* [Stated goal] Skip the pictures. Repeat everything else in the records word for word.
[BEGIN Data for the task]
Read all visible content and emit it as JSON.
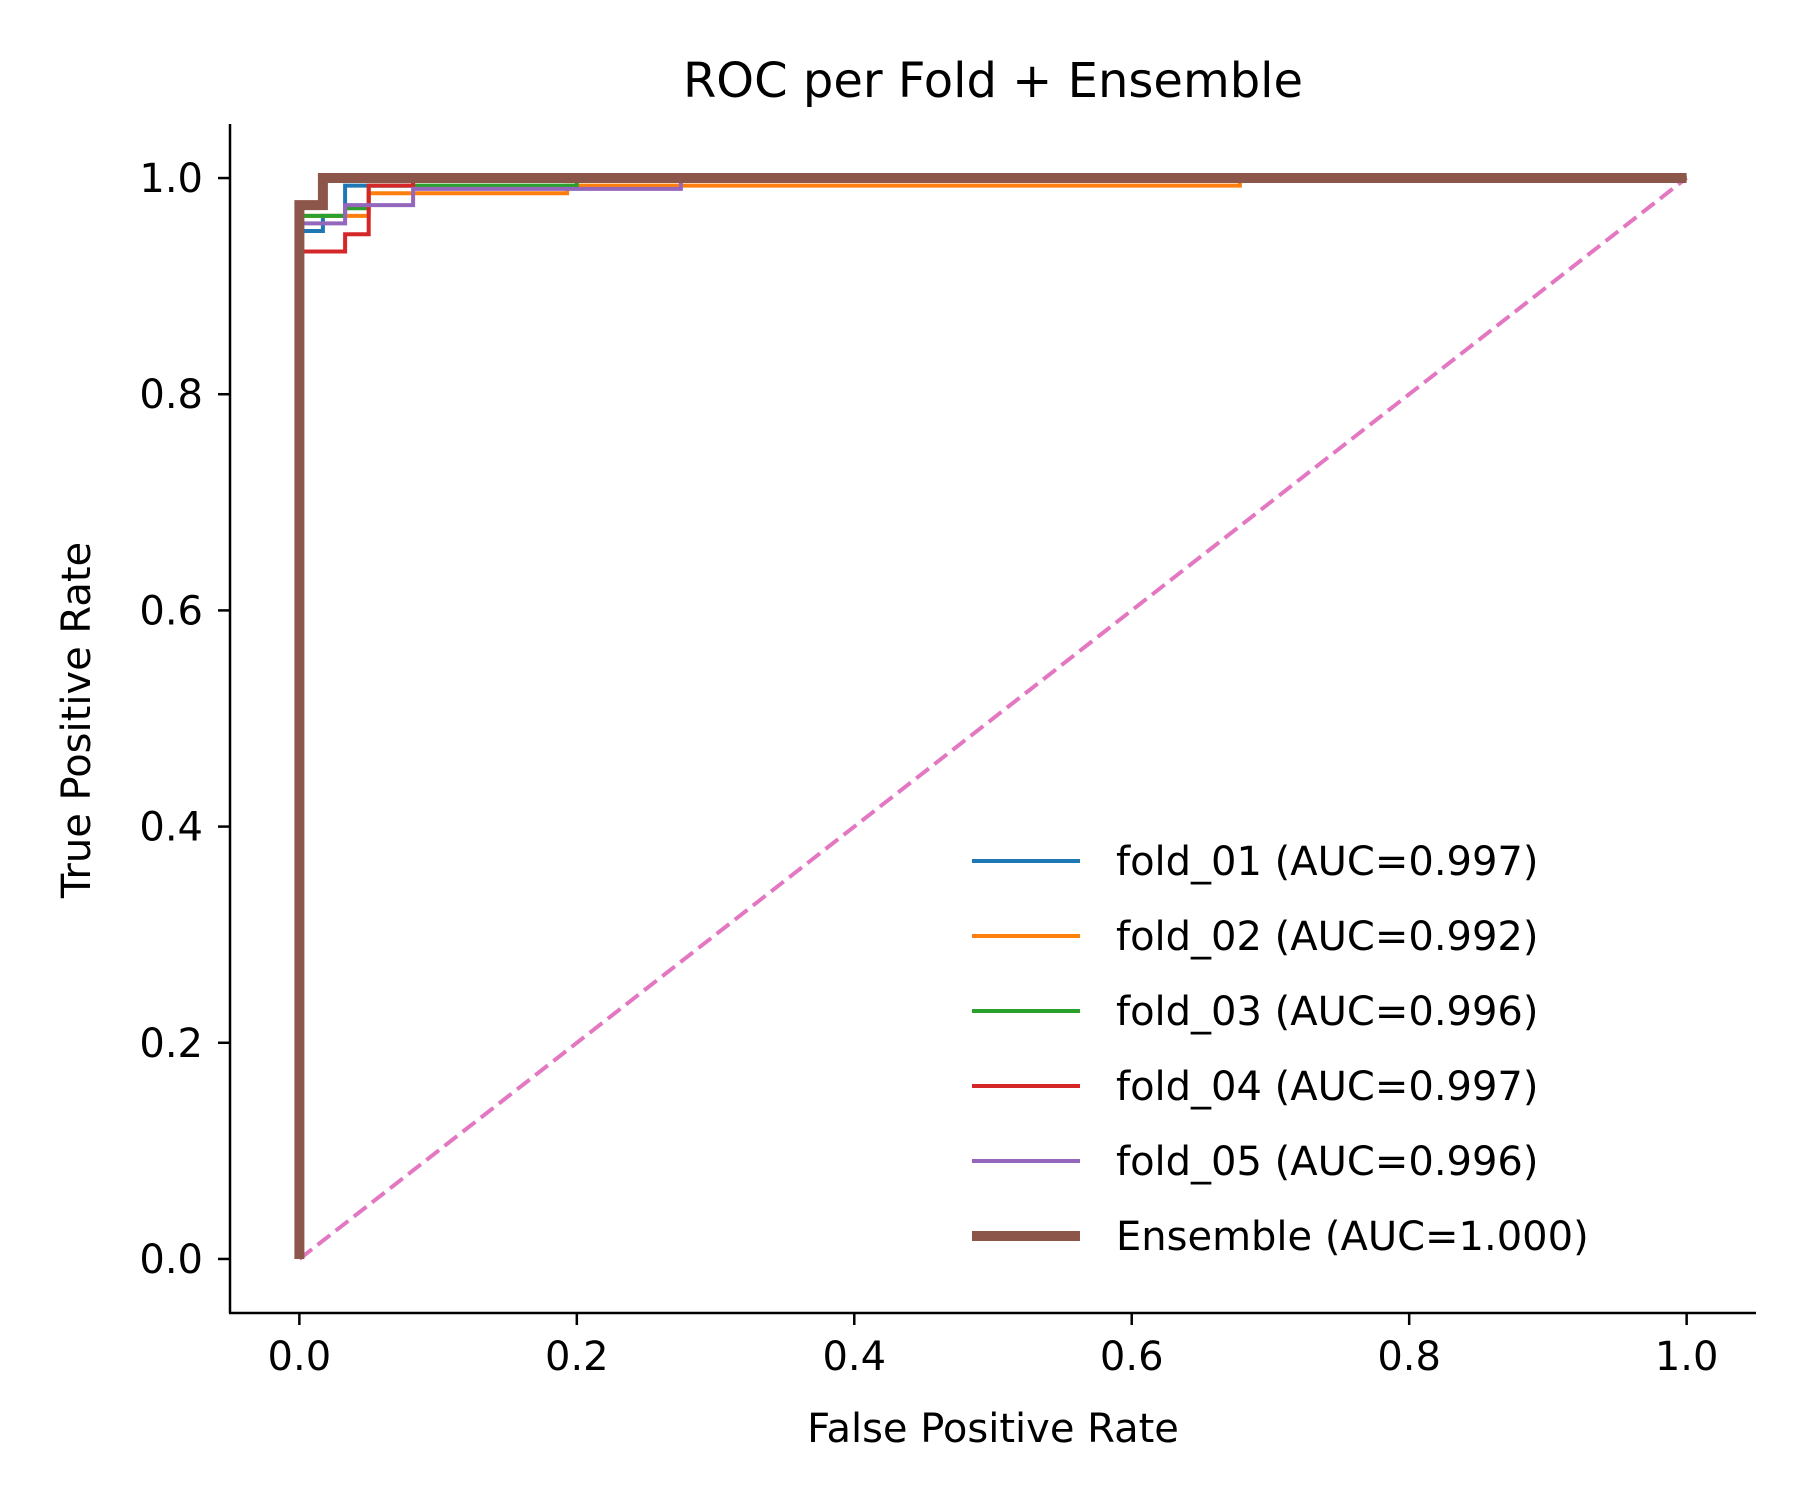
{
  "chart_data": {
    "type": "line",
    "title": "ROC per Fold + Ensemble",
    "xlabel": "False Positive Rate",
    "ylabel": "True Positive Rate",
    "xlim": [
      -0.05,
      1.05
    ],
    "ylim": [
      -0.05,
      1.05
    ],
    "xticks": [
      0.0,
      0.2,
      0.4,
      0.6,
      0.8,
      1.0
    ],
    "yticks": [
      0.0,
      0.2,
      0.4,
      0.6,
      0.8,
      1.0
    ],
    "xtick_labels": [
      "0.0",
      "0.2",
      "0.4",
      "0.6",
      "0.8",
      "1.0"
    ],
    "ytick_labels": [
      "0.0",
      "0.2",
      "0.4",
      "0.6",
      "0.8",
      "1.0"
    ],
    "grid": false,
    "legend_position": "lower-right",
    "series": [
      {
        "name": "fold_01 (AUC=0.997)",
        "color": "#1f77b4",
        "style": "solid",
        "x": [
          0.0,
          0.0,
          0.017,
          0.017,
          0.033,
          0.033,
          0.082,
          0.082,
          1.0
        ],
        "y": [
          0.0,
          0.951,
          0.951,
          0.965,
          0.965,
          0.993,
          0.993,
          1.0,
          1.0
        ]
      },
      {
        "name": "fold_02 (AUC=0.992)",
        "color": "#ff7f0e",
        "style": "solid",
        "x": [
          0.0,
          0.0,
          0.05,
          0.05,
          0.193,
          0.193,
          0.678,
          0.678,
          1.0
        ],
        "y": [
          0.0,
          0.965,
          0.965,
          0.986,
          0.986,
          0.993,
          0.993,
          1.0,
          1.0
        ]
      },
      {
        "name": "fold_03 (AUC=0.996)",
        "color": "#2ca02c",
        "style": "solid",
        "x": [
          0.0,
          0.0,
          0.033,
          0.033,
          0.05,
          0.05,
          0.2,
          0.2,
          1.0
        ],
        "y": [
          0.0,
          0.965,
          0.965,
          0.972,
          0.972,
          0.993,
          0.993,
          1.0,
          1.0
        ]
      },
      {
        "name": "fold_04 (AUC=0.997)",
        "color": "#d62728",
        "style": "solid",
        "x": [
          0.0,
          0.0,
          0.033,
          0.033,
          0.05,
          0.05,
          0.082,
          0.082,
          1.0
        ],
        "y": [
          0.0,
          0.932,
          0.932,
          0.948,
          0.948,
          0.993,
          0.993,
          1.0,
          1.0
        ]
      },
      {
        "name": "fold_05 (AUC=0.996)",
        "color": "#9467bd",
        "style": "solid",
        "x": [
          0.0,
          0.0,
          0.033,
          0.033,
          0.082,
          0.082,
          0.275,
          0.275,
          1.0
        ],
        "y": [
          0.0,
          0.958,
          0.958,
          0.975,
          0.975,
          0.99,
          0.99,
          1.0,
          1.0
        ]
      },
      {
        "name": "Ensemble (AUC=1.000)",
        "color": "#8c564b",
        "style": "thick",
        "x": [
          0.0,
          0.0,
          0.017,
          0.017,
          1.0
        ],
        "y": [
          0.0,
          0.975,
          0.975,
          1.0,
          1.0
        ]
      },
      {
        "color": "#e377c2",
        "style": "dashed",
        "x": [
          0.0,
          1.0
        ],
        "y": [
          0.0,
          1.0
        ]
      }
    ]
  }
}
[END Data for the task]
* [The reply]
Read all visible content and emit it as JSON.
{
  "chart_data": {
    "type": "line",
    "title": "ROC per Fold + Ensemble",
    "xlabel": "False Positive Rate",
    "ylabel": "True Positive Rate",
    "xlim": [
      -0.05,
      1.05
    ],
    "ylim": [
      -0.05,
      1.05
    ],
    "xticks": [
      0.0,
      0.2,
      0.4,
      0.6,
      0.8,
      1.0
    ],
    "yticks": [
      0.0,
      0.2,
      0.4,
      0.6,
      0.8,
      1.0
    ],
    "xtick_labels": [
      "0.0",
      "0.2",
      "0.4",
      "0.6",
      "0.8",
      "1.0"
    ],
    "ytick_labels": [
      "0.0",
      "0.2",
      "0.4",
      "0.6",
      "0.8",
      "1.0"
    ],
    "grid": false,
    "legend_position": "lower-right",
    "series": [
      {
        "name": "fold_01 (AUC=0.997)",
        "color": "#1f77b4",
        "style": "solid",
        "x": [
          0.0,
          0.0,
          0.017,
          0.017,
          0.033,
          0.033,
          0.082,
          0.082,
          1.0
        ],
        "y": [
          0.0,
          0.951,
          0.951,
          0.965,
          0.965,
          0.993,
          0.993,
          1.0,
          1.0
        ]
      },
      {
        "name": "fold_02 (AUC=0.992)",
        "color": "#ff7f0e",
        "style": "solid",
        "x": [
          0.0,
          0.0,
          0.05,
          0.05,
          0.193,
          0.193,
          0.678,
          0.678,
          1.0
        ],
        "y": [
          0.0,
          0.965,
          0.965,
          0.986,
          0.986,
          0.993,
          0.993,
          1.0,
          1.0
        ]
      },
      {
        "name": "fold_03 (AUC=0.996)",
        "color": "#2ca02c",
        "style": "solid",
        "x": [
          0.0,
          0.0,
          0.033,
          0.033,
          0.05,
          0.05,
          0.2,
          0.2,
          1.0
        ],
        "y": [
          0.0,
          0.965,
          0.965,
          0.972,
          0.972,
          0.993,
          0.993,
          1.0,
          1.0
        ]
      },
      {
        "name": "fold_04 (AUC=0.997)",
        "color": "#d62728",
        "style": "solid",
        "x": [
          0.0,
          0.0,
          0.033,
          0.033,
          0.05,
          0.05,
          0.082,
          0.082,
          1.0
        ],
        "y": [
          0.0,
          0.932,
          0.932,
          0.948,
          0.948,
          0.993,
          0.993,
          1.0,
          1.0
        ]
      },
      {
        "name": "fold_05 (AUC=0.996)",
        "color": "#9467bd",
        "style": "solid",
        "x": [
          0.0,
          0.0,
          0.033,
          0.033,
          0.082,
          0.082,
          0.275,
          0.275,
          1.0
        ],
        "y": [
          0.0,
          0.958,
          0.958,
          0.975,
          0.975,
          0.99,
          0.99,
          1.0,
          1.0
        ]
      },
      {
        "name": "Ensemble (AUC=1.000)",
        "color": "#8c564b",
        "style": "thick",
        "x": [
          0.0,
          0.0,
          0.017,
          0.017,
          1.0
        ],
        "y": [
          0.0,
          0.975,
          0.975,
          1.0,
          1.0
        ]
      },
      {
        "color": "#e377c2",
        "style": "dashed",
        "x": [
          0.0,
          1.0
        ],
        "y": [
          0.0,
          1.0
        ]
      }
    ]
  }
}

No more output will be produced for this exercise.